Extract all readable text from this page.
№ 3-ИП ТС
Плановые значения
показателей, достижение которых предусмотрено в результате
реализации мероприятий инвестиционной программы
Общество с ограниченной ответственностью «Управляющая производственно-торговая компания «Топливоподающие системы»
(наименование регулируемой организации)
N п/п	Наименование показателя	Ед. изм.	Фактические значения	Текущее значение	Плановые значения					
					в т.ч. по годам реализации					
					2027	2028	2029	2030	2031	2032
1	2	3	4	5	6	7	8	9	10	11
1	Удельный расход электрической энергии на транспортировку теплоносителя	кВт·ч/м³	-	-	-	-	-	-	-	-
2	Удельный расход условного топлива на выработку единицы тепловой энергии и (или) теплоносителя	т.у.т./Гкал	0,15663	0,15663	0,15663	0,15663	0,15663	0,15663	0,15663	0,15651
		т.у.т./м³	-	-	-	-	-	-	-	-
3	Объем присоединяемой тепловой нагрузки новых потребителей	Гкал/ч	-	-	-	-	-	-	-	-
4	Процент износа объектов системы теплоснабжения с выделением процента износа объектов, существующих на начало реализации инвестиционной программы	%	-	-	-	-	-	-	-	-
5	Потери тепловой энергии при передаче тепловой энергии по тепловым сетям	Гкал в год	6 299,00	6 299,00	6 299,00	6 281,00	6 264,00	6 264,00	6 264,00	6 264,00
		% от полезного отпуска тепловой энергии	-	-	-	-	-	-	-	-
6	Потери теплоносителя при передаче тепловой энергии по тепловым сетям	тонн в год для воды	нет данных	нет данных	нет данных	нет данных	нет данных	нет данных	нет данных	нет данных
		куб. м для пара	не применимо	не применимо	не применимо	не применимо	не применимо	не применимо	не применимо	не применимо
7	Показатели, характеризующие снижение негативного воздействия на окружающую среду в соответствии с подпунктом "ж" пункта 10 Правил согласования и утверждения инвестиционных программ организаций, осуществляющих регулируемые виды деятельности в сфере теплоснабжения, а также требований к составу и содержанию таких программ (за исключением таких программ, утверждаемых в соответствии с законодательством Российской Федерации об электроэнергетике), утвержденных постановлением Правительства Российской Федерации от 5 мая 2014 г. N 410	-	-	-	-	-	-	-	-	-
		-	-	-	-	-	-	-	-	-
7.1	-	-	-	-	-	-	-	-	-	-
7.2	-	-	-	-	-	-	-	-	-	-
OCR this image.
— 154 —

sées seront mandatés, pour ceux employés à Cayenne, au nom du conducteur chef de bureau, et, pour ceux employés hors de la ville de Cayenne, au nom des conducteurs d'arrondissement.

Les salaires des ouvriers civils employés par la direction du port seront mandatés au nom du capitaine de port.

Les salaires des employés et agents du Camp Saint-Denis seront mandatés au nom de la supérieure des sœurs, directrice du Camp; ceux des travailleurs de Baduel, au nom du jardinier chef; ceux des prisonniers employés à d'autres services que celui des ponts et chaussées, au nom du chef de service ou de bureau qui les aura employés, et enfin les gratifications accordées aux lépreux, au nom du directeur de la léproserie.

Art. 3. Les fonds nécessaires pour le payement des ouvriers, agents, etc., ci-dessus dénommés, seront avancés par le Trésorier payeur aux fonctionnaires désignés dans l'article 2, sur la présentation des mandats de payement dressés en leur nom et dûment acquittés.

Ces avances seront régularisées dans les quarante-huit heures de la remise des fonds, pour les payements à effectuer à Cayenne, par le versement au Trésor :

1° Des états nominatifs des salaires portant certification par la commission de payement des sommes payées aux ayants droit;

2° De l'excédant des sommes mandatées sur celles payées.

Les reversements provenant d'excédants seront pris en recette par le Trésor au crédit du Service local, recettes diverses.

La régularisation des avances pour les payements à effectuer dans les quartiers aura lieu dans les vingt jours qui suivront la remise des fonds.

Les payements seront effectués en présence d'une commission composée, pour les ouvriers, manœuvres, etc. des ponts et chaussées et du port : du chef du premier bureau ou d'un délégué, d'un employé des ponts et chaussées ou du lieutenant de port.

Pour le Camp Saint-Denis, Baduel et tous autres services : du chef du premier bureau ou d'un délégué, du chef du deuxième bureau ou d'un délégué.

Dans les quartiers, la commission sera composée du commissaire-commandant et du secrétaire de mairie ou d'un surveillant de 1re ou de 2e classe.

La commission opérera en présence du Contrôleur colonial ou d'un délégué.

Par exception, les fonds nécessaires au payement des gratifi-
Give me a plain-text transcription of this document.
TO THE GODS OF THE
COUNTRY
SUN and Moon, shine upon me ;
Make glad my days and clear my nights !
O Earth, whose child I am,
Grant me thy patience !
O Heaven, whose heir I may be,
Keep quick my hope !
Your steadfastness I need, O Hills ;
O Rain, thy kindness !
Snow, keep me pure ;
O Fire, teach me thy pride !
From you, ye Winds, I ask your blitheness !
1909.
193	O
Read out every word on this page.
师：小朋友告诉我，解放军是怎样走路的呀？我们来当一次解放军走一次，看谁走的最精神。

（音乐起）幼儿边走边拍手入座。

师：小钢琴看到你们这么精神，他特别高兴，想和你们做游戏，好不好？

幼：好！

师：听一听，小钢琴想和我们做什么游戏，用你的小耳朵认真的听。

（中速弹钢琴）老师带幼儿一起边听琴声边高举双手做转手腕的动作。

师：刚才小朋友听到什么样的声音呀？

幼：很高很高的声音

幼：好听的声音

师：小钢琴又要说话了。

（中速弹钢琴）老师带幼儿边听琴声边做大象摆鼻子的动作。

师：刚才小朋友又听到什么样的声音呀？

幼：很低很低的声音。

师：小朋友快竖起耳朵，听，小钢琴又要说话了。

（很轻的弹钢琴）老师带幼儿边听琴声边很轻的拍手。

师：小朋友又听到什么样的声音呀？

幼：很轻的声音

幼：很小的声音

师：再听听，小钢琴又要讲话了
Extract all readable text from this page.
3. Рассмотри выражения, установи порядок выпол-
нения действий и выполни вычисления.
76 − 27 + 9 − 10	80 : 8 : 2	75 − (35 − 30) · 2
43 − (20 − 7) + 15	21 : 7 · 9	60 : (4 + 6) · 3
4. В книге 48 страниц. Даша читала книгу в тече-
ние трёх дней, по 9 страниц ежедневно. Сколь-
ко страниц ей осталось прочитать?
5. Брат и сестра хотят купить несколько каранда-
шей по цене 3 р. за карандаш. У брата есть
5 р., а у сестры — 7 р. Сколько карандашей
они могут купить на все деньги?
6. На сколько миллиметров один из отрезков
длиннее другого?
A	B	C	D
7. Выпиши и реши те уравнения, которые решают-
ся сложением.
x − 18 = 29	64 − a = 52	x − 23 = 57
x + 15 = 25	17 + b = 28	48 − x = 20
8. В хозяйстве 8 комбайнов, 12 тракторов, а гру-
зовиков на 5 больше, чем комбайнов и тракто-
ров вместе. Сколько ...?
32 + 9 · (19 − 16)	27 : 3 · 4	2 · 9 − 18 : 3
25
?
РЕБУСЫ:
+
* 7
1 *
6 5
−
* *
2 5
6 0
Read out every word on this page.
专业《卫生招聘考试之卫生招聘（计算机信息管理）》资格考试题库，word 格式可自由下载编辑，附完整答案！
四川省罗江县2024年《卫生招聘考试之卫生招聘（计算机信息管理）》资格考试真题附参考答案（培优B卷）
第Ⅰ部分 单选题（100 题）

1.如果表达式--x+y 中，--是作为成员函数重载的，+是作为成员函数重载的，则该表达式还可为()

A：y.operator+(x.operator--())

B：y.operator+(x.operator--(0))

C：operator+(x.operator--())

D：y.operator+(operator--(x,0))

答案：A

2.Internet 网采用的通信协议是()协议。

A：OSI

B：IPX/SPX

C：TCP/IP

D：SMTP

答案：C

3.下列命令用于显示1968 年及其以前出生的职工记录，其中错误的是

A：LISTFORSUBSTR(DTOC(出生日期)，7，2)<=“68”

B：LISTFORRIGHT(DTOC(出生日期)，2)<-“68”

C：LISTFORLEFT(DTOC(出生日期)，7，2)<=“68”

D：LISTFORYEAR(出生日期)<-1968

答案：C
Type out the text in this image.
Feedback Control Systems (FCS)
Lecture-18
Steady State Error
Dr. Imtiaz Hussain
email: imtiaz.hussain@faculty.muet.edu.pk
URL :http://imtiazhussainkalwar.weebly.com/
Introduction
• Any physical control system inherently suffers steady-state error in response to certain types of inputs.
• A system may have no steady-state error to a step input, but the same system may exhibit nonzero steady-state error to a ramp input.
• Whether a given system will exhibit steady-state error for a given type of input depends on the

# # # # #

Exercise description - In the entries above, take the line containing "Type out the text in this image." and each later line through the last, and repeat them exactly. Output nothing else.

Response to the exercise -
Type out the text in this image.
Feedback Control Systems (FCS)
Lecture-18
Steady State Error
Dr. Imtiaz Hussain
email: imtiaz.hussain@faculty.muet.edu.pk
URL :http://imtiazhussainkalwar.weebly.com/
Introduction
• Any physical control system inherently suffers steady-state error in response to certain types of inputs.
• A system may have no steady-state error to a step input, but the same system may exhibit nonzero steady-state error to a ramp input.
• Whether a given system will exhibit steady-state error for a given type of input depends on the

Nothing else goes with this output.